▸ Exercise instructions: Go through the records underneath and write each one out again exactly.

[BEGIN Records for the exercise]

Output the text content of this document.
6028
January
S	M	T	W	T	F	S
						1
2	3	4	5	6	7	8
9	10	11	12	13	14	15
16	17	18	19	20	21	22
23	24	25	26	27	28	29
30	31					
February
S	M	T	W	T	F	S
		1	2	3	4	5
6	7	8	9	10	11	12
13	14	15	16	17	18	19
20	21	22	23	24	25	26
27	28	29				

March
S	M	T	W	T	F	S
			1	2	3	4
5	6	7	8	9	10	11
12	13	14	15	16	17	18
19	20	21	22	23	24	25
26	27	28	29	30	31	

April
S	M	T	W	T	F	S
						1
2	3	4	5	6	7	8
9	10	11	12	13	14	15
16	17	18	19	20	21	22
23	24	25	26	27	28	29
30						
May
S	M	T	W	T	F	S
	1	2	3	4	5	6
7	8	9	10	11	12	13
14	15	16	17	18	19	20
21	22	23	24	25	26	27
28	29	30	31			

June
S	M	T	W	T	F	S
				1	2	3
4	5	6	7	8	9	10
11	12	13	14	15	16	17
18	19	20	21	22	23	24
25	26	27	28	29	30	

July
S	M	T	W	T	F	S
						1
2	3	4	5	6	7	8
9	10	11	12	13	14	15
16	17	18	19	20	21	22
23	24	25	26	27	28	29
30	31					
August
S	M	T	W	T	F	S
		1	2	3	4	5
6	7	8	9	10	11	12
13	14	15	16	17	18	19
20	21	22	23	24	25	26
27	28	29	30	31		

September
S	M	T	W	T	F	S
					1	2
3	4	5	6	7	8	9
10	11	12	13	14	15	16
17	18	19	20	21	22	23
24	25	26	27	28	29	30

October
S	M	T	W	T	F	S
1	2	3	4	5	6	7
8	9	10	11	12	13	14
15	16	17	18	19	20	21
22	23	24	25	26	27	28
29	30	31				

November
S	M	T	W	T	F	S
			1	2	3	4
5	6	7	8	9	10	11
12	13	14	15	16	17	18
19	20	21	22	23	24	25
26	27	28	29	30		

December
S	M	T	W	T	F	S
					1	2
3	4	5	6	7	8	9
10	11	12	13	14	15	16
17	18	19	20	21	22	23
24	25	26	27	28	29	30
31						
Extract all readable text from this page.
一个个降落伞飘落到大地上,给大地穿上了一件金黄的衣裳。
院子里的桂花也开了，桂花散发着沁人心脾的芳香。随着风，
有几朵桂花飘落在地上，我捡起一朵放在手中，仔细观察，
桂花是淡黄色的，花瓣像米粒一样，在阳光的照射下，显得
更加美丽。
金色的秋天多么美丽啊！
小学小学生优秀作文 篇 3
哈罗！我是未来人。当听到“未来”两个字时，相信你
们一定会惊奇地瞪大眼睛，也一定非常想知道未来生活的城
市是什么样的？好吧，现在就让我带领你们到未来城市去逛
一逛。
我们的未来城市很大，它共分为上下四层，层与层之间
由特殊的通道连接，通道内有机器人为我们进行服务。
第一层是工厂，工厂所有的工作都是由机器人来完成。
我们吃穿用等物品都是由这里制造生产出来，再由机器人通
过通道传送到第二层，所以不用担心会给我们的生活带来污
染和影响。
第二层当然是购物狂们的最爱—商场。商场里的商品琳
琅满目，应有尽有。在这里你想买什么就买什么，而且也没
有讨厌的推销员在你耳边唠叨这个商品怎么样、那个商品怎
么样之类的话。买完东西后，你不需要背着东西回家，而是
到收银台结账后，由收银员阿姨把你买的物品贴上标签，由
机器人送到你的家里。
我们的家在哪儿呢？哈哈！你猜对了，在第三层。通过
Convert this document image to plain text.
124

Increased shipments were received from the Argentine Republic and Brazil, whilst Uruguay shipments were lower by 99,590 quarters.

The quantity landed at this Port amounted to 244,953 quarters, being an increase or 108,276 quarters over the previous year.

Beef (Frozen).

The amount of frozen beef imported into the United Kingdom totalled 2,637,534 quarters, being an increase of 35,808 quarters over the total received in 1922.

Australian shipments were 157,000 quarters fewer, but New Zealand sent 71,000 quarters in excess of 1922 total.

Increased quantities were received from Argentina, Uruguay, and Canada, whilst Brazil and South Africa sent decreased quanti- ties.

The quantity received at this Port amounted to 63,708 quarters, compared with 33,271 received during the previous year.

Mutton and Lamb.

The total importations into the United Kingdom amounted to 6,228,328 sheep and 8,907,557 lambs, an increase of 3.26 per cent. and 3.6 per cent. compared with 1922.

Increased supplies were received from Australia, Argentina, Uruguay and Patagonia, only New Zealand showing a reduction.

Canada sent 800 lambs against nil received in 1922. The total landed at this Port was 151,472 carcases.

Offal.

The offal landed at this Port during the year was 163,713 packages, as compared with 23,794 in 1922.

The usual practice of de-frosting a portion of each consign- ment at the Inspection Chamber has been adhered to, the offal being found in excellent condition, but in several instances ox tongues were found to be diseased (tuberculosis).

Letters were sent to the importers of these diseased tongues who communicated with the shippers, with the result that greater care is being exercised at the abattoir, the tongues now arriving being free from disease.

[END Records for the exercise]

▸ Response for this exercise:
Output the text content of this document.
6028
January
S	M	T	W	T	F	S
						1
2	3	4	5	6	7	8
9	10	11	12	13	14	15
16	17	18	19	20	21	22
23	24	25	26	27	28	29
30	31					
February
S	M	T	W	T	F	S
		1	2	3	4	5
6	7	8	9	10	11	12
13	14	15	16	17	18	19
20	21	22	23	24	25	26
27	28	29				

March
S	M	T	W	T	F	S
			1	2	3	4
5	6	7	8	9	10	11
12	13	14	15	16	17	18
19	20	21	22	23	24	25
26	27	28	29	30	31	

April
S	M	T	W	T	F	S
						1
2	3	4	5	6	7	8
9	10	11	12	13	14	15
16	17	18	19	20	21	22
23	24	25	26	27	28	29
30						
May
S	M	T	W	T	F	S
	1	2	3	4	5	6
7	8	9	10	11	12	13
14	15	16	17	18	19	20
21	22	23	24	25	26	27
28	29	30	31			

June
S	M	T	W	T	F	S
				1	2	3
4	5	6	7	8	9	10
11	12	13	14	15	16	17
18	19	20	21	22	23	24
25	26	27	28	29	30	

July
S	M	T	W	T	F	S
						1
2	3	4	5	6	7	8
9	10	11	12	13	14	15
16	17	18	19	20	21	22
23	24	25	26	27	28	29
30	31					
August
S	M	T	W	T	F	S
		1	2	3	4	5
6	7	8	9	10	11	12
13	14	15	16	17	18	19
20	21	22	23	24	25	26
27	28	29	30	31		

September
S	M	T	W	T	F	S
					1	2
3	4	5	6	7	8	9
10	11	12	13	14	15	16
17	18	19	20	21	22	23
24	25	26	27	28	29	30

October
S	M	T	W	T	F	S
1	2	3	4	5	6	7
8	9	10	11	12	13	14
15	16	17	18	19	20	21
22	23	24	25	26	27	28
29	30	31				

November
S	M	T	W	T	F	S
			1	2	3	4
5	6	7	8	9	10	11
12	13	14	15	16	17	18
19	20	21	22	23	24	25
26	27	28	29	30		

December
S	M	T	W	T	F	S
					1	2
3	4	5	6	7	8	9
10	11	12	13	14	15	16
17	18	19	20	21	22	23
24	25	26	27	28	29	30
31						
Extract all readable text from this page.
一个个降落伞飘落到大地上,给大地穿上了一件金黄的衣裳。
院子里的桂花也开了，桂花散发着沁人心脾的芳香。随着风，
有几朵桂花飘落在地上，我捡起一朵放在手中，仔细观察，
桂花是淡黄色的，花瓣像米粒一样，在阳光的照射下，显得
更加美丽。
金色的秋天多么美丽啊！
小学小学生优秀作文 篇 3
哈罗！我是未来人。当听到“未来”两个字时，相信你
们一定会惊奇地瞪大眼睛，也一定非常想知道未来生活的城
市是什么样的？好吧，现在就让我带领你们到未来城市去逛
一逛。
我们的未来城市很大，它共分为上下四层，层与层之间
由特殊的通道连接，通道内有机器人为我们进行服务。
第一层是工厂，工厂所有的工作都是由机器人来完成。
我们吃穿用等物品都是由这里制造生产出来，再由机器人通
过通道传送到第二层，所以不用担心会给我们的生活带来污
染和影响。
第二层当然是购物狂们的最爱—商场。商场里的商品琳
琅满目，应有尽有。在这里你想买什么就买什么，而且也没
有讨厌的推销员在你耳边唠叨这个商品怎么样、那个商品怎
么样之类的话。买完东西后，你不需要背着东西回家，而是
到收银台结账后，由收银员阿姨把你买的物品贴上标签，由
机器人送到你的家里。
我们的家在哪儿呢？哈哈！你猜对了，在第三层。通过
Convert this document image to plain text.
124

Increased shipments were received from the Argentine Republic and Brazil, whilst Uruguay shipments were lower by 99,590 quarters.

The quantity landed at this Port amounted to 244,953 quarters, being an increase or 108,276 quarters over the previous year.

Beef (Frozen).

The amount of frozen beef imported into the United Kingdom totalled 2,637,534 quarters, being an increase of 35,808 quarters over the total received in 1922.

Australian shipments were 157,000 quarters fewer, but New Zealand sent 71,000 quarters in excess of 1922 total.

Increased quantities were received from Argentina, Uruguay, and Canada, whilst Brazil and South Africa sent decreased quanti- ties.

The quantity received at this Port amounted to 63,708 quarters, compared with 33,271 received during the previous year.

Mutton and Lamb.

The total importations into the United Kingdom amounted to 6,228,328 sheep and 8,907,557 lambs, an increase of 3.26 per cent. and 3.6 per cent. compared with 1922.

Increased supplies were received from Australia, Argentina, Uruguay and Patagonia, only New Zealand showing a reduction.

Canada sent 800 lambs against nil received in 1922. The total landed at this Port was 151,472 carcases.

Offal.

The offal landed at this Port during the year was 163,713 packages, as compared with 23,794 in 1922.

The usual practice of de-frosting a portion of each consign- ment at the Inspection Chamber has been adhered to, the offal being found in excellent condition, but in several instances ox tongues were found to be diseased (tuberculosis).

Letters were sent to the importers of these diseased tongues who communicated with the shippers, with the result that greater care is being exercised at the abattoir, the tongues now arriving being free from disease.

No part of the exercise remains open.